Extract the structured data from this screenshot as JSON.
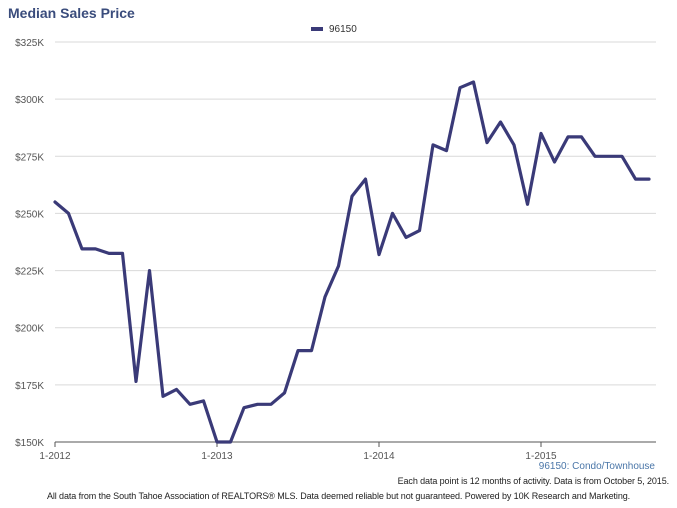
{
  "title": "Median Sales Price",
  "series_label": "96150: Condo/Townhouse",
  "note": "Each data point is 12 months of activity. Data is from October 5, 2015.",
  "footer": "All data from the South Tahoe Association of REALTORS® MLS. Data deemed reliable but not guaranteed. Powered by 10K Research and Marketing.",
  "colors": {
    "series": "#3a3a78",
    "grid": "#d9d9d9",
    "axis": "#555555"
  },
  "chart_data": {
    "type": "line",
    "title": "Median Sales Price",
    "xlabel": "",
    "ylabel": "",
    "grid": true,
    "legend_position": "top-center",
    "x_ticks": [
      "1-2012",
      "1-2013",
      "1-2014",
      "1-2015"
    ],
    "y_ticks": [
      "$150K",
      "$175K",
      "$200K",
      "$225K",
      "$250K",
      "$275K",
      "$300K",
      "$325K"
    ],
    "ylim": [
      150000,
      325000
    ],
    "x": [
      "2012-01",
      "2012-02",
      "2012-03",
      "2012-04",
      "2012-05",
      "2012-06",
      "2012-07",
      "2012-08",
      "2012-09",
      "2012-10",
      "2012-11",
      "2012-12",
      "2013-01",
      "2013-02",
      "2013-03",
      "2013-04",
      "2013-05",
      "2013-06",
      "2013-07",
      "2013-08",
      "2013-09",
      "2013-10",
      "2013-11",
      "2013-12",
      "2014-01",
      "2014-02",
      "2014-03",
      "2014-04",
      "2014-05",
      "2014-06",
      "2014-07",
      "2014-08",
      "2014-09",
      "2014-10",
      "2014-11",
      "2014-12",
      "2015-01",
      "2015-02",
      "2015-03",
      "2015-04",
      "2015-05",
      "2015-06",
      "2015-07",
      "2015-08",
      "2015-09"
    ],
    "series": [
      {
        "name": "96150",
        "values": [
          255000,
          250000,
          234500,
          234500,
          232500,
          232500,
          176500,
          225000,
          170000,
          173000,
          166500,
          168000,
          150000,
          150000,
          165000,
          166500,
          166500,
          171500,
          190000,
          190000,
          213500,
          227000,
          257500,
          265000,
          232000,
          250000,
          239500,
          242500,
          280000,
          277500,
          305000,
          307500,
          281000,
          290000,
          280000,
          254000,
          285000,
          272500,
          283500,
          283500,
          275000,
          275000,
          275000,
          265000,
          265000
        ]
      }
    ]
  }
}
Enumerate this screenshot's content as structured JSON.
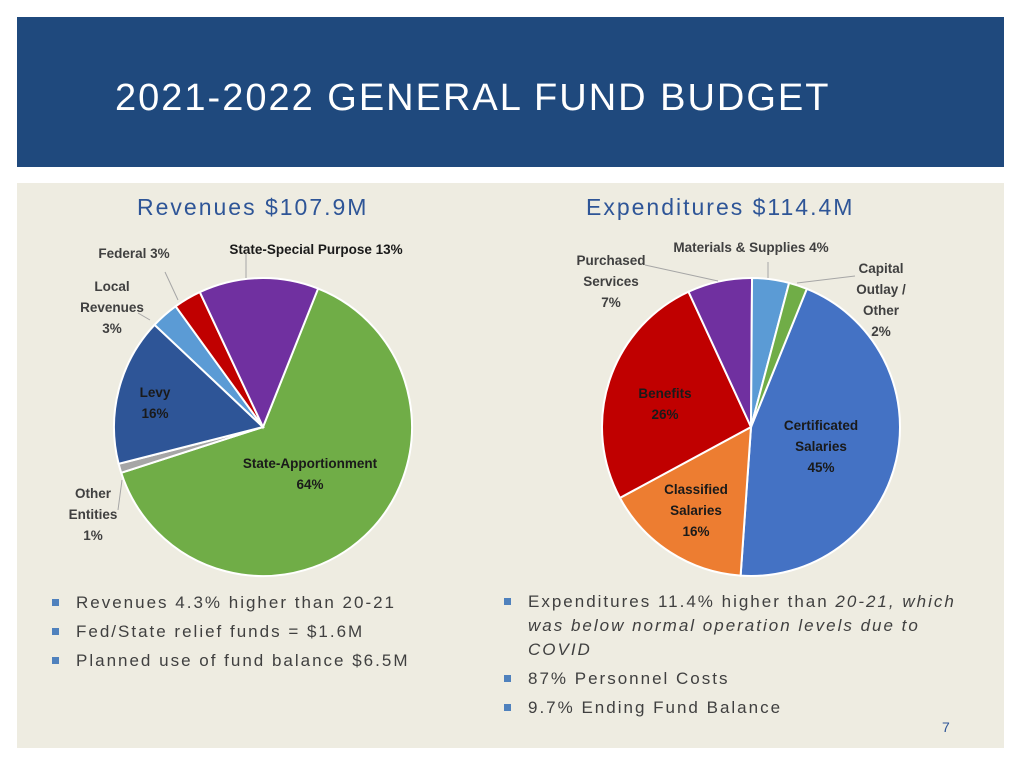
{
  "slide": {
    "title": "2021-2022 GENERAL FUND BUDGET",
    "page_number": "7",
    "colors": {
      "header": "#1f497d",
      "background": "#eeece1",
      "accent": "#2e5597",
      "bullet": "#4f81bd"
    }
  },
  "chart_data": [
    {
      "type": "pie",
      "title": "Revenues $107.9M",
      "slices": [
        {
          "name": "State-Apportionment",
          "value": 64,
          "lines": [
            "State-Apportionment",
            "64%"
          ],
          "color": "#70ad47"
        },
        {
          "name": "Other Entities",
          "value": 1,
          "lines": [
            "Other",
            "Entities",
            "1%"
          ],
          "color": "#a6a6a6"
        },
        {
          "name": "Levy",
          "value": 16,
          "lines": [
            "Levy",
            "16%"
          ],
          "color": "#2e5597"
        },
        {
          "name": "Local Revenues",
          "value": 3,
          "lines": [
            "Local",
            "Revenues",
            "3%"
          ],
          "color": "#5b9bd5"
        },
        {
          "name": "Federal",
          "value": 3,
          "lines": [
            "Federal 3%"
          ],
          "color": "#c00000"
        },
        {
          "name": "State-Special Purpose",
          "value": 13,
          "lines": [
            "State-Special Purpose  13%"
          ],
          "color": "#7030a0"
        }
      ]
    },
    {
      "type": "pie",
      "title": "Expenditures $114.4M",
      "slices": [
        {
          "name": "Certificated Salaries",
          "value": 45,
          "lines": [
            "Certificated",
            "Salaries",
            "45%"
          ],
          "color": "#4472c4"
        },
        {
          "name": "Classified Salaries",
          "value": 16,
          "lines": [
            "Classified",
            "Salaries",
            "16%"
          ],
          "color": "#ed7d31"
        },
        {
          "name": "Benefits",
          "value": 26,
          "lines": [
            "Benefits",
            "26%"
          ],
          "color": "#c00000"
        },
        {
          "name": "Purchased Services",
          "value": 7,
          "lines": [
            "Purchased",
            "Services",
            "7%"
          ],
          "color": "#7030a0"
        },
        {
          "name": "Materials & Supplies",
          "value": 4,
          "lines": [
            "Materials & Supplies 4%"
          ],
          "color": "#5b9bd5"
        },
        {
          "name": "Capital Outlay / Other",
          "value": 2,
          "lines": [
            "Capital",
            "Outlay /",
            "Other",
            "2%"
          ],
          "color": "#70ad47"
        }
      ]
    }
  ],
  "bullets_left": [
    "Revenues 4.3% higher than 20-21",
    "Fed/State relief funds = $1.6M",
    "Planned use of fund balance $6.5M"
  ],
  "bullets_right": {
    "first_plain": "Expenditures 11.4% higher than ",
    "first_italic": "20-21, which was below normal operation levels due to COVID",
    "rest": [
      "87% Personnel Costs",
      "9.7% Ending Fund Balance"
    ]
  }
}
# # # #
**Stated problem:**
Omit the images and transcribe all of the records above word for word.

**Final result:**
Extract the structured data from this screenshot as JSON.
{
  "title": "Median Sales Price",
  "series_label": "96150: Condo/Townhouse",
  "note": "Each data point is 12 months of activity. Data is from October 5, 2015.",
  "footer": "All data from the South Tahoe Association of REALTORS® MLS. Data deemed reliable but not guaranteed. Powered by 10K Research and Marketing.",
  "colors": {
    "series": "#3a3a78",
    "grid": "#d9d9d9",
    "axis": "#555555"
  },
  "chart_data": {
    "type": "line",
    "title": "Median Sales Price",
    "xlabel": "",
    "ylabel": "",
    "grid": true,
    "legend_position": "top-center",
    "x_ticks": [
      "1-2012",
      "1-2013",
      "1-2014",
      "1-2015"
    ],
    "y_ticks": [
      "$150K",
      "$175K",
      "$200K",
      "$225K",
      "$250K",
      "$275K",
      "$300K",
      "$325K"
    ],
    "ylim": [
      150000,
      325000
    ],
    "x": [
      "2012-01",
      "2012-02",
      "2012-03",
      "2012-04",
      "2012-05",
      "2012-06",
      "2012-07",
      "2012-08",
      "2012-09",
      "2012-10",
      "2012-11",
      "2012-12",
      "2013-01",
      "2013-02",
      "2013-03",
      "2013-04",
      "2013-05",
      "2013-06",
      "2013-07",
      "2013-08",
      "2013-09",
      "2013-10",
      "2013-11",
      "2013-12",
      "2014-01",
      "2014-02",
      "2014-03",
      "2014-04",
      "2014-05",
      "2014-06",
      "2014-07",
      "2014-08",
      "2014-09",
      "2014-10",
      "2014-11",
      "2014-12",
      "2015-01",
      "2015-02",
      "2015-03",
      "2015-04",
      "2015-05",
      "2015-06",
      "2015-07",
      "2015-08",
      "2015-09"
    ],
    "series": [
      {
        "name": "96150",
        "values": [
          255000,
          250000,
          234500,
          234500,
          232500,
          232500,
          176500,
          225000,
          170000,
          173000,
          166500,
          168000,
          150000,
          150000,
          165000,
          166500,
          166500,
          171500,
          190000,
          190000,
          213500,
          227000,
          257500,
          265000,
          232000,
          250000,
          239500,
          242500,
          280000,
          277500,
          305000,
          307500,
          281000,
          290000,
          280000,
          254000,
          285000,
          272500,
          283500,
          283500,
          275000,
          275000,
          275000,
          265000,
          265000
        ]
      }
    ]
  }
}
Enumerate this screenshot's content as structured JSON.
{
  "slide": {
    "title": "2021-2022 GENERAL FUND BUDGET",
    "page_number": "7",
    "colors": {
      "header": "#1f497d",
      "background": "#eeece1",
      "accent": "#2e5597",
      "bullet": "#4f81bd"
    }
  },
  "chart_data": [
    {
      "type": "pie",
      "title": "Revenues $107.9M",
      "slices": [
        {
          "name": "State-Apportionment",
          "value": 64,
          "lines": [
            "State-Apportionment",
            "64%"
          ],
          "color": "#70ad47"
        },
        {
          "name": "Other Entities",
          "value": 1,
          "lines": [
            "Other",
            "Entities",
            "1%"
          ],
          "color": "#a6a6a6"
        },
        {
          "name": "Levy",
          "value": 16,
          "lines": [
            "Levy",
            "16%"
          ],
          "color": "#2e5597"
        },
        {
          "name": "Local Revenues",
          "value": 3,
          "lines": [
            "Local",
            "Revenues",
            "3%"
          ],
          "color": "#5b9bd5"
        },
        {
          "name": "Federal",
          "value": 3,
          "lines": [
            "Federal 3%"
          ],
          "color": "#c00000"
        },
        {
          "name": "State-Special Purpose",
          "value": 13,
          "lines": [
            "State-Special Purpose  13%"
          ],
          "color": "#7030a0"
        }
      ]
    },
    {
      "type": "pie",
      "title": "Expenditures $114.4M",
      "slices": [
        {
          "name": "Certificated Salaries",
          "value": 45,
          "lines": [
            "Certificated",
            "Salaries",
            "45%"
          ],
          "color": "#4472c4"
        },
        {
          "name": "Classified Salaries",
          "value": 16,
          "lines": [
            "Classified",
            "Salaries",
            "16%"
          ],
          "color": "#ed7d31"
        },
        {
          "name": "Benefits",
          "value": 26,
          "lines": [
            "Benefits",
            "26%"
          ],
          "color": "#c00000"
        },
        {
          "name": "Purchased Services",
          "value": 7,
          "lines": [
            "Purchased",
            "Services",
            "7%"
          ],
          "color": "#7030a0"
        },
        {
          "name": "Materials & Supplies",
          "value": 4,
          "lines": [
            "Materials & Supplies 4%"
          ],
          "color": "#5b9bd5"
        },
        {
          "name": "Capital Outlay / Other",
          "value": 2,
          "lines": [
            "Capital",
            "Outlay /",
            "Other",
            "2%"
          ],
          "color": "#70ad47"
        }
      ]
    }
  ],
  "bullets_left": [
    "Revenues 4.3% higher than 20-21",
    "Fed/State relief funds = $1.6M",
    "Planned use of fund balance $6.5M"
  ],
  "bullets_right": {
    "first_plain": "Expenditures 11.4% higher than ",
    "first_italic": "20-21, which was below normal operation levels due to COVID",
    "rest": [
      "87% Personnel Costs",
      "9.7% Ending Fund Balance"
    ]
  }
}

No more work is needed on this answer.